═══ Dataset records ═══
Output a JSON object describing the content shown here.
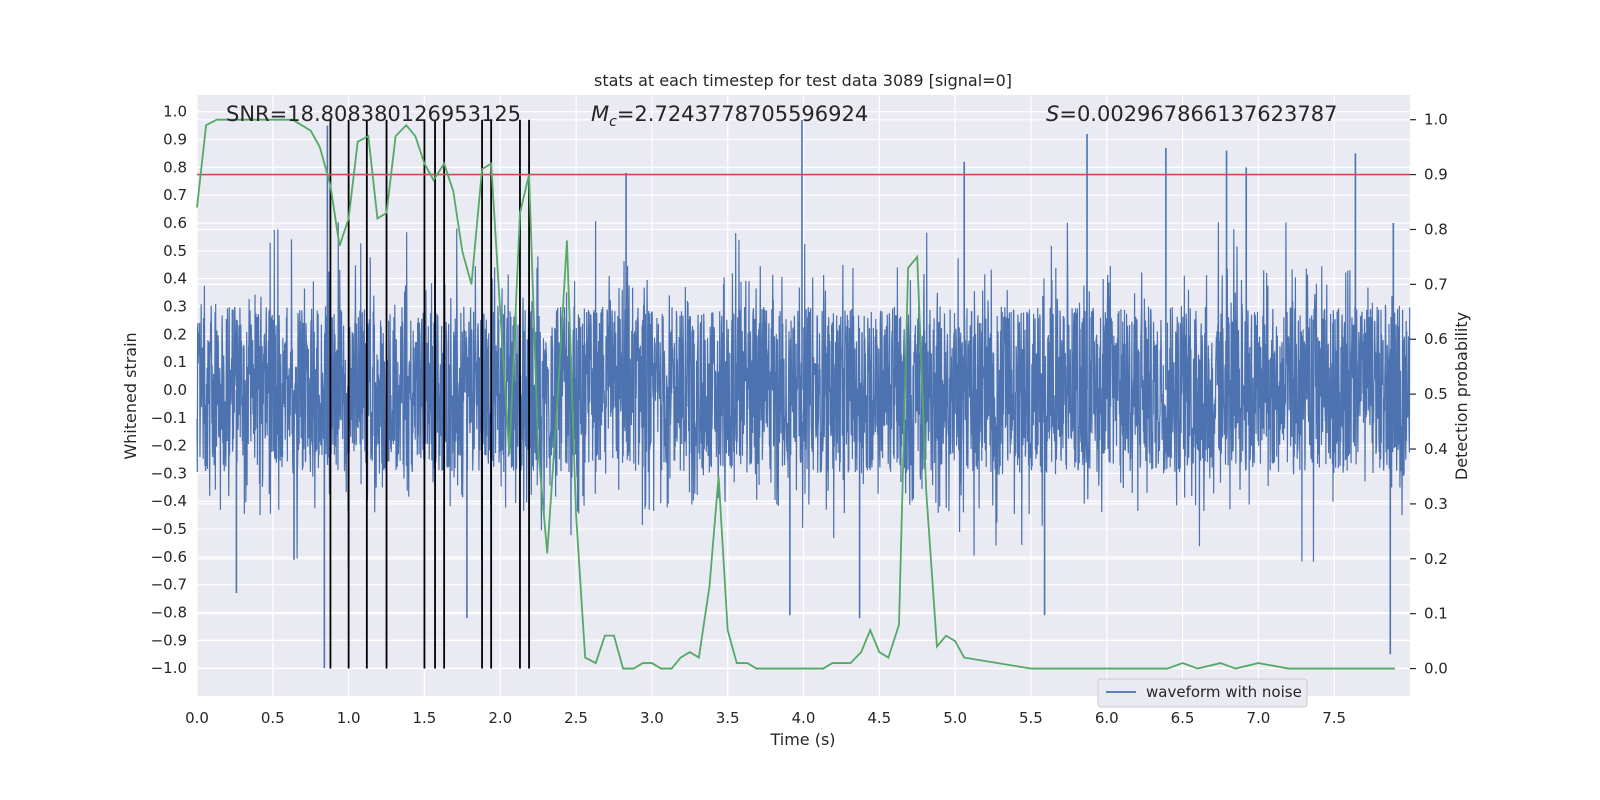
{
  "chart_data": {
    "type": "line",
    "title": "stats at each timestep for test data 3089 [signal=0]",
    "xlabel": "Time (s)",
    "ylabel_left": "Whitened strain",
    "ylabel_right": "Detection probability",
    "xlim": [
      0.0,
      8.0
    ],
    "ylim_left": [
      -1.1,
      1.06
    ],
    "ylim_right": [
      -0.05,
      1.045
    ],
    "x_ticks": [
      0.0,
      0.5,
      1.0,
      1.5,
      2.0,
      2.5,
      3.0,
      3.5,
      4.0,
      4.5,
      5.0,
      5.5,
      6.0,
      6.5,
      7.0,
      7.5
    ],
    "x_tick_labels": [
      "0.0",
      "0.5",
      "1.0",
      "1.5",
      "2.0",
      "2.5",
      "3.0",
      "3.5",
      "4.0",
      "4.5",
      "5.0",
      "5.5",
      "6.0",
      "6.5",
      "7.0",
      "7.5"
    ],
    "y_left_ticks": [
      -1.0,
      -0.9,
      -0.8,
      -0.7,
      -0.6,
      -0.5,
      -0.4,
      -0.3,
      -0.2,
      -0.1,
      0.0,
      0.1,
      0.2,
      0.3,
      0.4,
      0.5,
      0.6,
      0.7,
      0.8,
      0.9,
      1.0
    ],
    "y_left_tick_labels": [
      "−1.0",
      "−0.9",
      "−0.8",
      "−0.7",
      "−0.6",
      "−0.5",
      "−0.4",
      "−0.3",
      "−0.2",
      "−0.1",
      "0.0",
      "0.1",
      "0.2",
      "0.3",
      "0.4",
      "0.5",
      "0.6",
      "0.7",
      "0.8",
      "0.9",
      "1.0"
    ],
    "y_right_ticks": [
      0.0,
      0.1,
      0.2,
      0.3,
      0.4,
      0.5,
      0.6,
      0.7,
      0.8,
      0.9,
      1.0
    ],
    "y_right_tick_labels": [
      "0.0",
      "0.1",
      "0.2",
      "0.3",
      "0.4",
      "0.5",
      "0.6",
      "0.7",
      "0.8",
      "0.9",
      "1.0"
    ],
    "stats": {
      "snr": "SNR=18.808380126953125",
      "mc_symbol": "M",
      "mc_sub": "c",
      "mc_value": "=2.7243778705596924",
      "s_symbol": "S",
      "s_value": "=0.002967866137623787"
    },
    "threshold": 0.9,
    "waveform": {
      "name": "waveform with noise",
      "color": "#4c72b0",
      "samples": 4096,
      "core_amplitude": 0.3,
      "spikes": [
        {
          "t": 0.84,
          "v": -1.0
        },
        {
          "t": 0.86,
          "v": 0.95
        },
        {
          "t": 1.0,
          "v": -0.64
        },
        {
          "t": 3.99,
          "v": 0.97
        },
        {
          "t": 5.06,
          "v": 0.82
        },
        {
          "t": 5.87,
          "v": 0.92
        },
        {
          "t": 6.39,
          "v": 0.87
        },
        {
          "t": 7.87,
          "v": -0.95
        },
        {
          "t": 7.89,
          "v": 0.6
        },
        {
          "t": 2.83,
          "v": 0.78
        },
        {
          "t": 3.91,
          "v": -0.81
        },
        {
          "t": 4.37,
          "v": -0.82
        },
        {
          "t": 5.59,
          "v": -0.81
        },
        {
          "t": 6.79,
          "v": 0.86
        },
        {
          "t": 6.92,
          "v": 0.8
        },
        {
          "t": 7.64,
          "v": 0.85
        },
        {
          "t": 0.64,
          "v": -0.61
        },
        {
          "t": 0.26,
          "v": -0.73
        },
        {
          "t": 1.78,
          "v": -0.82
        }
      ]
    },
    "vertical_markers": [
      0.88,
      1.0,
      1.12,
      1.25,
      1.5,
      1.57,
      1.63,
      1.88,
      1.94,
      2.13,
      2.19
    ],
    "probability": {
      "color": "#55a868",
      "x": [
        0.0,
        0.06,
        0.13,
        0.19,
        0.25,
        0.31,
        0.38,
        0.44,
        0.5,
        0.56,
        0.63,
        0.69,
        0.75,
        0.81,
        0.88,
        0.94,
        1.0,
        1.06,
        1.13,
        1.19,
        1.25,
        1.31,
        1.38,
        1.44,
        1.5,
        1.56,
        1.63,
        1.69,
        1.75,
        1.81,
        1.88,
        1.94,
        2.0,
        2.06,
        2.13,
        2.19,
        2.25,
        2.31,
        2.38,
        2.44,
        2.5,
        2.56,
        2.63,
        2.69,
        2.75,
        2.81,
        2.88,
        2.94,
        3.0,
        3.06,
        3.13,
        3.19,
        3.25,
        3.31,
        3.38,
        3.44,
        3.5,
        3.56,
        3.63,
        3.69,
        3.75,
        3.81,
        3.88,
        3.94,
        4.0,
        4.06,
        4.13,
        4.19,
        4.25,
        4.31,
        4.38,
        4.44,
        4.5,
        4.56,
        4.63,
        4.69,
        4.75,
        4.81,
        4.88,
        4.94,
        5.0,
        5.06,
        5.5,
        6.0,
        6.4,
        6.5,
        6.6,
        6.75,
        6.85,
        7.0,
        7.2,
        7.5,
        7.9
      ],
      "y": [
        0.84,
        0.99,
        1.0,
        1.0,
        1.0,
        1.0,
        1.0,
        1.0,
        1.0,
        1.0,
        1.0,
        0.99,
        0.98,
        0.95,
        0.88,
        0.77,
        0.82,
        0.96,
        0.97,
        0.82,
        0.83,
        0.97,
        0.99,
        0.97,
        0.92,
        0.89,
        0.92,
        0.87,
        0.76,
        0.7,
        0.91,
        0.92,
        0.65,
        0.39,
        0.83,
        0.9,
        0.4,
        0.21,
        0.5,
        0.78,
        0.28,
        0.02,
        0.01,
        0.06,
        0.06,
        0.0,
        0.0,
        0.01,
        0.01,
        0.0,
        0.0,
        0.02,
        0.03,
        0.02,
        0.15,
        0.35,
        0.07,
        0.01,
        0.01,
        0.0,
        0.0,
        0.0,
        0.0,
        0.0,
        0.0,
        0.0,
        0.0,
        0.01,
        0.01,
        0.01,
        0.03,
        0.07,
        0.03,
        0.02,
        0.08,
        0.73,
        0.75,
        0.32,
        0.04,
        0.06,
        0.05,
        0.02,
        0.0,
        0.0,
        0.0,
        0.01,
        0.0,
        0.01,
        0.0,
        0.01,
        0.0,
        0.0,
        0.0
      ]
    }
  },
  "legend": {
    "label": "waveform with noise"
  }
}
═══
» Task goal:
Copy each line above that contains the word "noise".

» Correct result:
      "name": "waveform with noise",
    "label": "waveform with noise"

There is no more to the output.